From the listing that follows, output everything exactly except the pictures.
* * * * * * *
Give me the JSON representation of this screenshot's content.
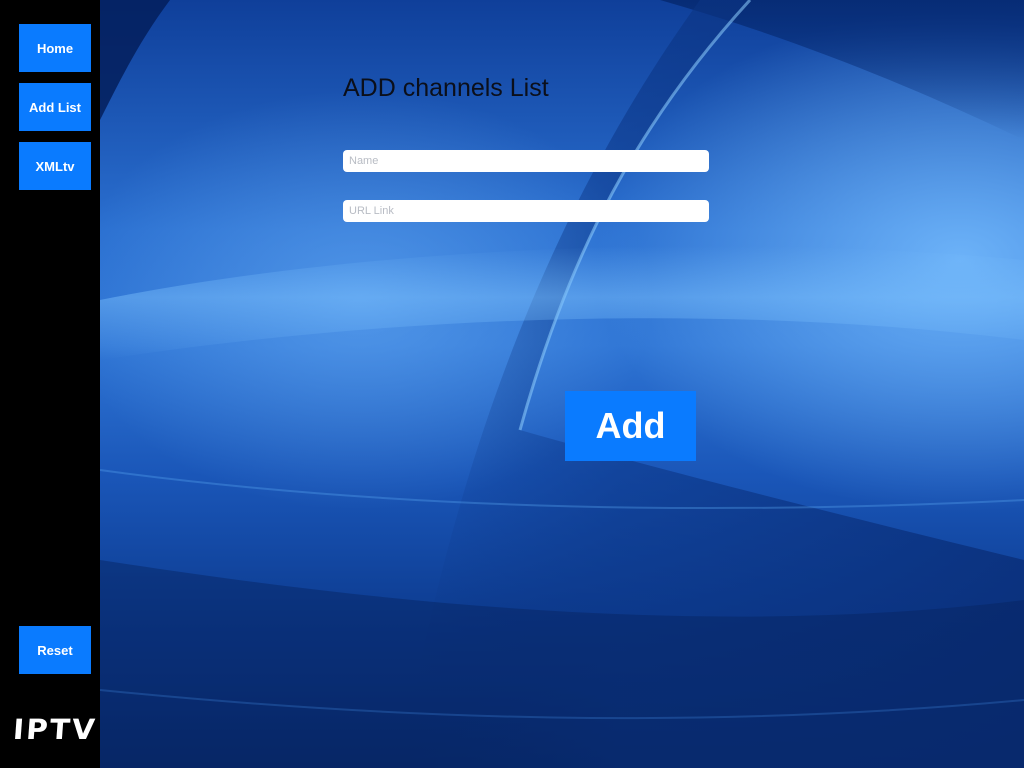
{
  "sidebar": {
    "home_label": "Home",
    "add_list_label": "Add List",
    "xmltv_label": "XMLtv",
    "reset_label": "Reset",
    "logo_text": "IPTV"
  },
  "form": {
    "title": "ADD channels List",
    "name_field": {
      "value": "",
      "placeholder": "Name"
    },
    "url_field": {
      "value": "",
      "placeholder": "URL Link"
    },
    "add_label": "Add"
  },
  "colors": {
    "sidebar_background": "#000000",
    "button_blue": "#0a7bff",
    "button_text": "#ffffff",
    "title_text": "#0b0f1a",
    "background_blue": "#1a56b8"
  }
}
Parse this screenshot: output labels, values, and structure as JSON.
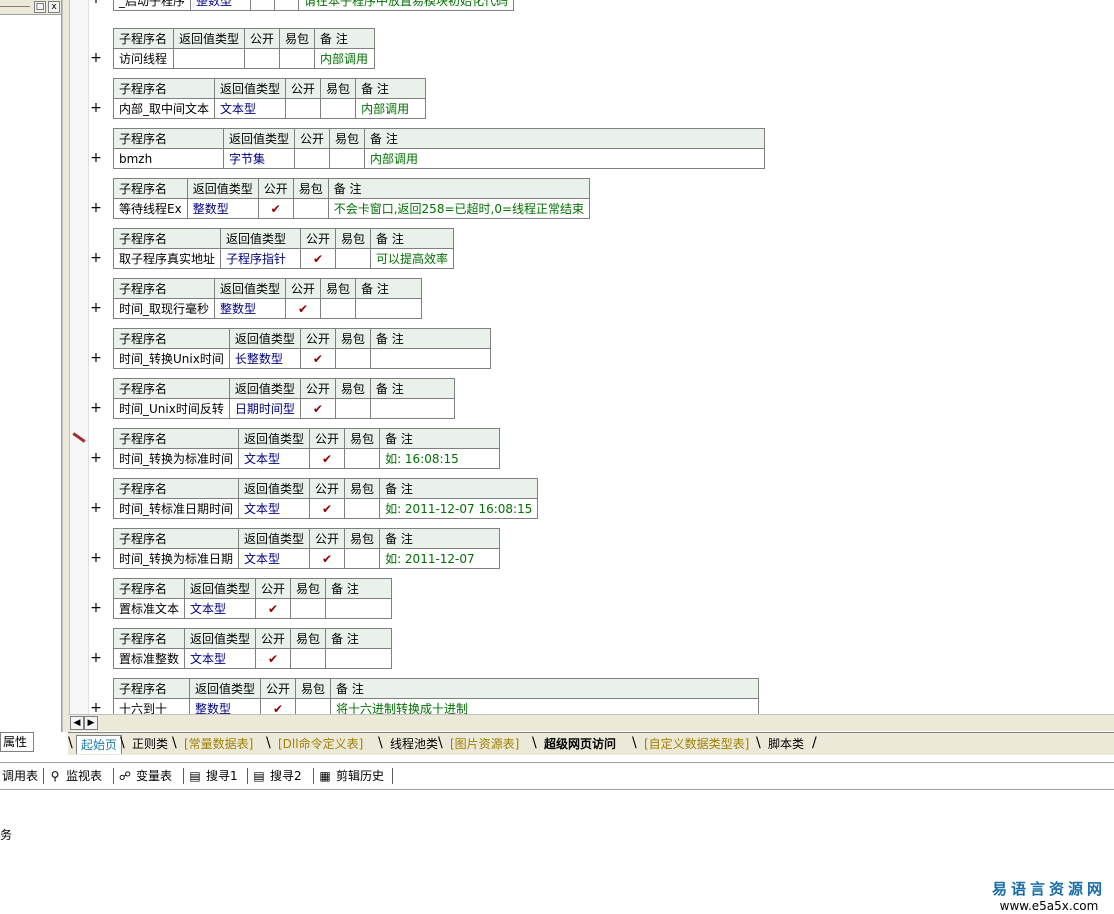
{
  "left_panel": {
    "button_restore": "□",
    "button_close": "x",
    "props_tab": "属性"
  },
  "headers": [
    "子程序名",
    "返回值类型",
    "公开",
    "易包",
    "备 注"
  ],
  "check_mark": "✔",
  "plus_mark": "+",
  "procedures": [
    {
      "name": "_启动子程序",
      "type": "整数型",
      "public": false,
      "note": "请在本子程序中放置易模块初始化代码"
    },
    {
      "name": "访问线程",
      "type": "",
      "public": false,
      "note": "内部调用"
    },
    {
      "name": "内部_取中间文本",
      "type": "文本型",
      "public": false,
      "note": "内部调用"
    },
    {
      "name": "bmzh",
      "type": "字节集",
      "public": false,
      "note": "内部调用"
    },
    {
      "name": "等待线程Ex",
      "type": "整数型",
      "public": true,
      "note": "不会卡窗口,返回258=已超时,0=线程正常结束"
    },
    {
      "name": "取子程序真实地址",
      "type": "子程序指针",
      "public": true,
      "note": "可以提高效率"
    },
    {
      "name": "时间_取现行毫秒",
      "type": "整数型",
      "public": true,
      "note": ""
    },
    {
      "name": "时间_转换Unix时间",
      "type": "长整数型",
      "public": true,
      "note": ""
    },
    {
      "name": "时间_Unix时间反转",
      "type": "日期时间型",
      "public": true,
      "note": ""
    },
    {
      "name": "时间_转换为标准时间",
      "type": "文本型",
      "public": true,
      "note": "如: 16:08:15"
    },
    {
      "name": "时间_转标准日期时间",
      "type": "文本型",
      "public": true,
      "note": "如: 2011-12-07 16:08:15"
    },
    {
      "name": "时间_转换为标准日期",
      "type": "文本型",
      "public": true,
      "note": "如: 2011-12-07"
    },
    {
      "name": "置标准文本",
      "type": "文本型",
      "public": true,
      "note": ""
    },
    {
      "name": "置标准整数",
      "type": "文本型",
      "public": true,
      "note": ""
    },
    {
      "name": "十六到十",
      "type": "整数型",
      "public": true,
      "note": "将十六进制转换成十进制"
    }
  ],
  "tabs": [
    "起始页",
    "正则类",
    "[常量数据表]",
    "[Dll命令定义表]",
    "线程池类",
    "[图片资源表]",
    "超级网页访问",
    "[自定义数据类型表]",
    "脚本类"
  ],
  "toolbar": [
    {
      "label": "调用表",
      "icon": "call-table-icon"
    },
    {
      "label": "监视表",
      "icon": "search-icon"
    },
    {
      "label": "变量表",
      "icon": "variable-icon"
    },
    {
      "label": "搜寻1",
      "icon": "search-doc-icon"
    },
    {
      "label": "搜寻2",
      "icon": "search-doc-icon"
    },
    {
      "label": "剪辑历史",
      "icon": "clipboard-icon"
    }
  ],
  "output_text": "务",
  "watermark": {
    "title": "易语言资源网",
    "url": "www.e5a5x.com"
  }
}
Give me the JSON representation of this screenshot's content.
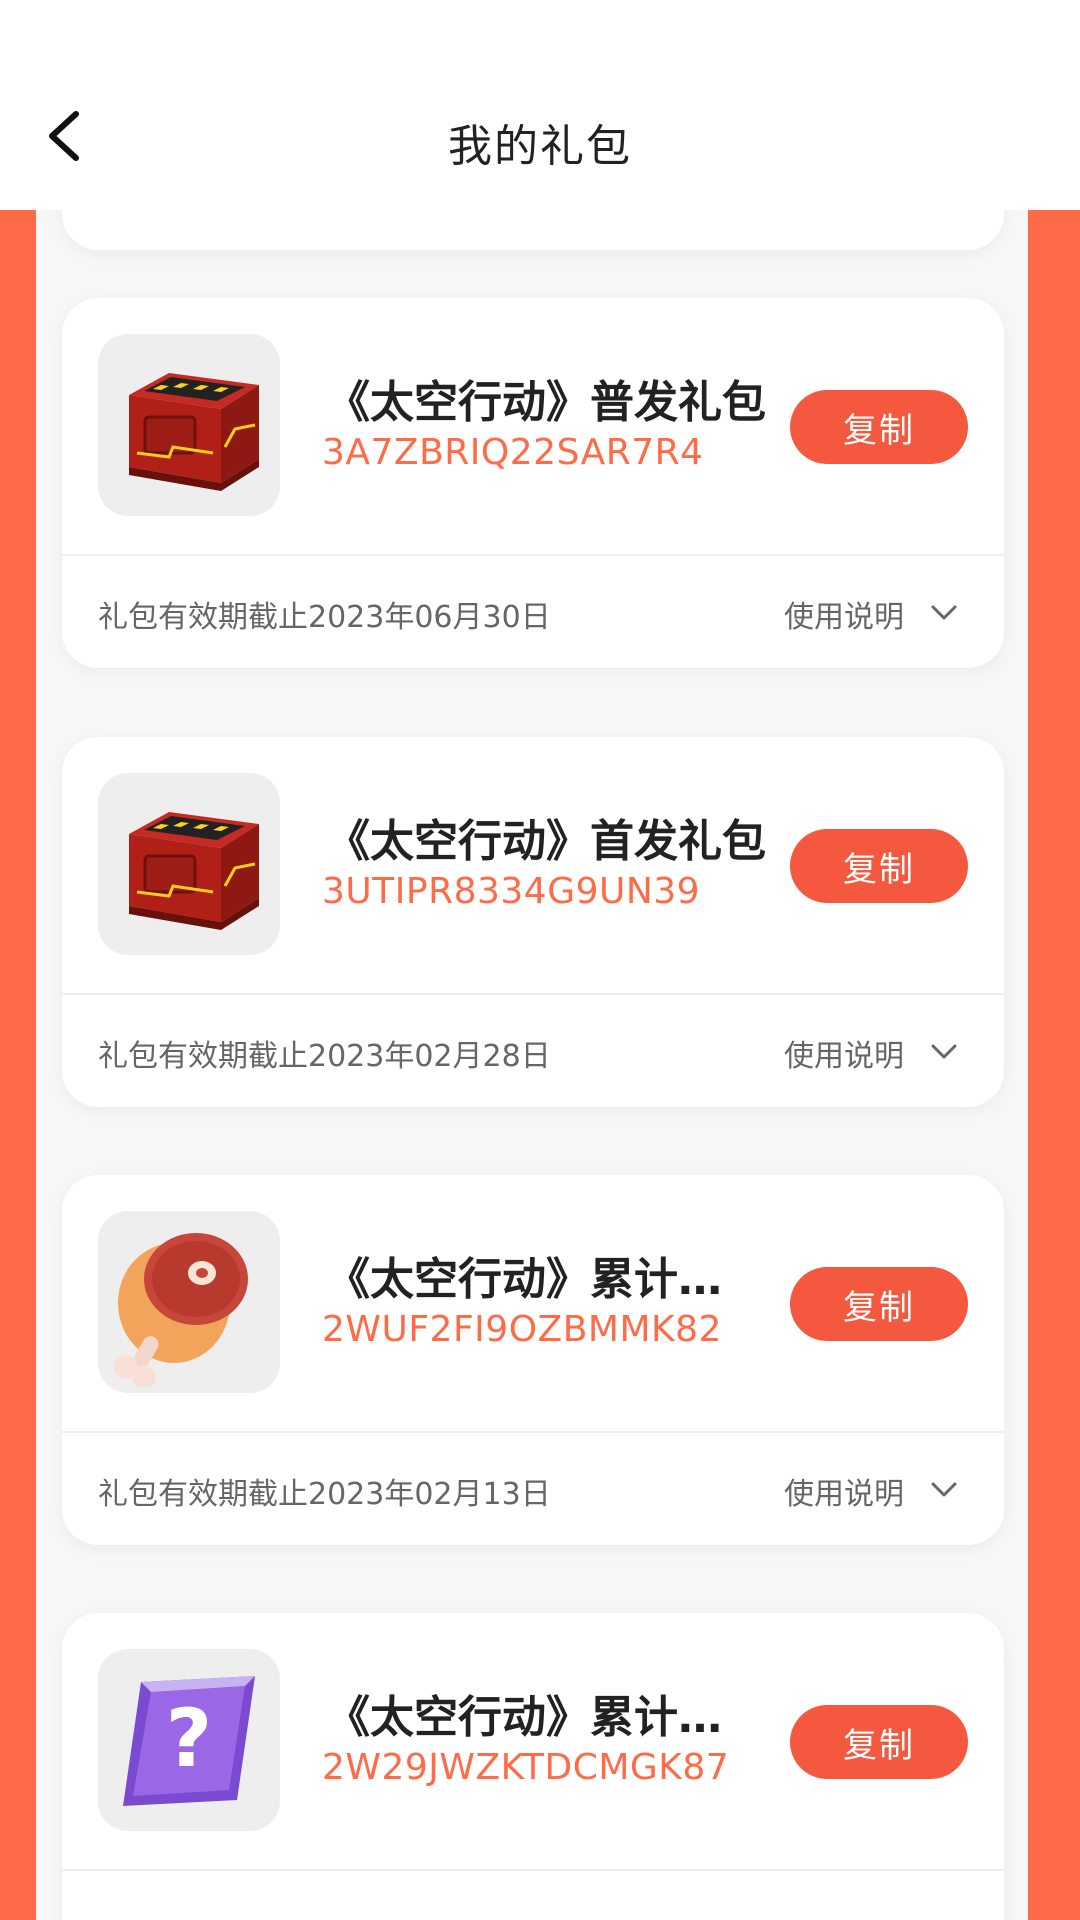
{
  "header": {
    "title": "我的礼包",
    "back_icon": "chevron-left-icon"
  },
  "colors": {
    "accent": "#f4593f",
    "code": "#ff6b47",
    "background_orange": "#ff6b47"
  },
  "copy_label": "复制",
  "usage_label": "使用说明",
  "gifts": [
    {
      "name": "《太空行动》普发礼包",
      "code": "3A7ZBRIQ22SAR7R4",
      "expiry": "礼包有效期截止2023年06月30日",
      "icon": "red-crate-icon"
    },
    {
      "name": "《太空行动》首发礼包",
      "code": "3UTIPR8334G9UN39",
      "expiry": "礼包有效期截止2023年02月28日",
      "icon": "red-crate-icon"
    },
    {
      "name": "《太空行动》累计…",
      "code": "2WUF2FI9OZBMMK82",
      "expiry": "礼包有效期截止2023年02月13日",
      "icon": "meat-icon"
    },
    {
      "name": "《太空行动》累计…",
      "code": "2W29JWZKTDCMGK87",
      "expiry": "",
      "icon": "mystery-box-icon"
    }
  ]
}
* * * * * * *
**Written answer**
Give me the JSON representation of this screenshot's content.
{
  "sidebar": {
    "home_label": "Home",
    "add_list_label": "Add List",
    "xmltv_label": "XMLtv",
    "reset_label": "Reset",
    "logo_text": "IPTV"
  },
  "form": {
    "title": "ADD channels List",
    "name_field": {
      "value": "",
      "placeholder": "Name"
    },
    "url_field": {
      "value": "",
      "placeholder": "URL Link"
    },
    "add_label": "Add"
  },
  "colors": {
    "sidebar_background": "#000000",
    "button_blue": "#0a7bff",
    "button_text": "#ffffff",
    "title_text": "#0b0f1a",
    "background_blue": "#1a56b8"
  }
}
Parse this screenshot: output labels, values, and structure as JSON.
{
  "left_panel": {
    "button_restore": "□",
    "button_close": "x",
    "props_tab": "属性"
  },
  "headers": [
    "子程序名",
    "返回值类型",
    "公开",
    "易包",
    "备 注"
  ],
  "check_mark": "✔",
  "plus_mark": "+",
  "procedures": [
    {
      "name": "_启动子程序",
      "type": "整数型",
      "public": false,
      "note": "请在本子程序中放置易模块初始化代码"
    },
    {
      "name": "访问线程",
      "type": "",
      "public": false,
      "note": "内部调用"
    },
    {
      "name": "内部_取中间文本",
      "type": "文本型",
      "public": false,
      "note": "内部调用"
    },
    {
      "name": "bmzh",
      "type": "字节集",
      "public": false,
      "note": "内部调用"
    },
    {
      "name": "等待线程Ex",
      "type": "整数型",
      "public": true,
      "note": "不会卡窗口,返回258=已超时,0=线程正常结束"
    },
    {
      "name": "取子程序真实地址",
      "type": "子程序指针",
      "public": true,
      "note": "可以提高效率"
    },
    {
      "name": "时间_取现行毫秒",
      "type": "整数型",
      "public": true,
      "note": ""
    },
    {
      "name": "时间_转换Unix时间",
      "type": "长整数型",
      "public": true,
      "note": ""
    },
    {
      "name": "时间_Unix时间反转",
      "type": "日期时间型",
      "public": true,
      "note": ""
    },
    {
      "name": "时间_转换为标准时间",
      "type": "文本型",
      "public": true,
      "note": "如: 16:08:15"
    },
    {
      "name": "时间_转标准日期时间",
      "type": "文本型",
      "public": true,
      "note": "如: 2011-12-07 16:08:15"
    },
    {
      "name": "时间_转换为标准日期",
      "type": "文本型",
      "public": true,
      "note": "如: 2011-12-07"
    },
    {
      "name": "置标准文本",
      "type": "文本型",
      "public": true,
      "note": ""
    },
    {
      "name": "置标准整数",
      "type": "文本型",
      "public": true,
      "note": ""
    },
    {
      "name": "十六到十",
      "type": "整数型",
      "public": true,
      "note": "将十六进制转换成十进制"
    }
  ],
  "tabs": [
    "起始页",
    "正则类",
    "[常量数据表]",
    "[Dll命令定义表]",
    "线程池类",
    "[图片资源表]",
    "超级网页访问",
    "[自定义数据类型表]",
    "脚本类"
  ],
  "toolbar": [
    {
      "label": "调用表",
      "icon": "call-table-icon"
    },
    {
      "label": "监视表",
      "icon": "search-icon"
    },
    {
      "label": "变量表",
      "icon": "variable-icon"
    },
    {
      "label": "搜寻1",
      "icon": "search-doc-icon"
    },
    {
      "label": "搜寻2",
      "icon": "search-doc-icon"
    },
    {
      "label": "剪辑历史",
      "icon": "clipboard-icon"
    }
  ],
  "output_text": "务",
  "watermark": {
    "title": "易语言资源网",
    "url": "www.e5a5x.com"
  }
}
Give me the JSON representation of this screenshot's content.
{
  "header": {
    "title": "我的礼包",
    "back_icon": "chevron-left-icon"
  },
  "colors": {
    "accent": "#f4593f",
    "code": "#ff6b47",
    "background_orange": "#ff6b47"
  },
  "copy_label": "复制",
  "usage_label": "使用说明",
  "gifts": [
    {
      "name": "《太空行动》普发礼包",
      "code": "3A7ZBRIQ22SAR7R4",
      "expiry": "礼包有效期截止2023年06月30日",
      "icon": "red-crate-icon"
    },
    {
      "name": "《太空行动》首发礼包",
      "code": "3UTIPR8334G9UN39",
      "expiry": "礼包有效期截止2023年02月28日",
      "icon": "red-crate-icon"
    },
    {
      "name": "《太空行动》累计…",
      "code": "2WUF2FI9OZBMMK82",
      "expiry": "礼包有效期截止2023年02月13日",
      "icon": "meat-icon"
    },
    {
      "name": "《太空行动》累计…",
      "code": "2W29JWZKTDCMGK87",
      "expiry": "",
      "icon": "mystery-box-icon"
    }
  ]
}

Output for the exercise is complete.